INSTRUCTION ->
Output all of the records exactly as written.

ENTRIES PROVIDED ->
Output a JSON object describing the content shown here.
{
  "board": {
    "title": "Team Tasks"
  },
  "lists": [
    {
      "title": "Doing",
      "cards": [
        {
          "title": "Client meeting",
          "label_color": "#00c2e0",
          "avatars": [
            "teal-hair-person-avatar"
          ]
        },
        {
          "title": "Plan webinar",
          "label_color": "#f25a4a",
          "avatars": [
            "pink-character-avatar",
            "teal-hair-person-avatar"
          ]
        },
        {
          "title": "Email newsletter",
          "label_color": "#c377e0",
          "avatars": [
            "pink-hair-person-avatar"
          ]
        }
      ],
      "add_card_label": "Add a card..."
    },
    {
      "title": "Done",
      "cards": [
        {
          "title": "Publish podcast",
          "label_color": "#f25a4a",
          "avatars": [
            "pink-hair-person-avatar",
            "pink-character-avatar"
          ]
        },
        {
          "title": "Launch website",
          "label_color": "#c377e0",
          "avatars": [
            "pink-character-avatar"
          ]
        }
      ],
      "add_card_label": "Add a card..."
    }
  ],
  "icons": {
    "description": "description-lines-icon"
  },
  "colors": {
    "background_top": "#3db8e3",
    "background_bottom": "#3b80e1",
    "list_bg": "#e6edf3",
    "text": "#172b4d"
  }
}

FULL OUTPUT ->
Output a JSON object describing the content shown here.
{
  "board": {
    "title": "Team Tasks"
  },
  "lists": [
    {
      "title": "Doing",
      "cards": [
        {
          "title": "Client meeting",
          "label_color": "#00c2e0",
          "avatars": [
            "teal-hair-person-avatar"
          ]
        },
        {
          "title": "Plan webinar",
          "label_color": "#f25a4a",
          "avatars": [
            "pink-character-avatar",
            "teal-hair-person-avatar"
          ]
        },
        {
          "title": "Email newsletter",
          "label_color": "#c377e0",
          "avatars": [
            "pink-hair-person-avatar"
          ]
        }
      ],
      "add_card_label": "Add a card..."
    },
    {
      "title": "Done",
      "cards": [
        {
          "title": "Publish podcast",
          "label_color": "#f25a4a",
          "avatars": [
            "pink-hair-person-avatar",
            "pink-character-avatar"
          ]
        },
        {
          "title": "Launch website",
          "label_color": "#c377e0",
          "avatars": [
            "pink-character-avatar"
          ]
        }
      ],
      "add_card_label": "Add a card..."
    }
  ],
  "icons": {
    "description": "description-lines-icon"
  },
  "colors": {
    "background_top": "#3db8e3",
    "background_bottom": "#3b80e1",
    "list_bg": "#e6edf3",
    "text": "#172b4d"
  }
}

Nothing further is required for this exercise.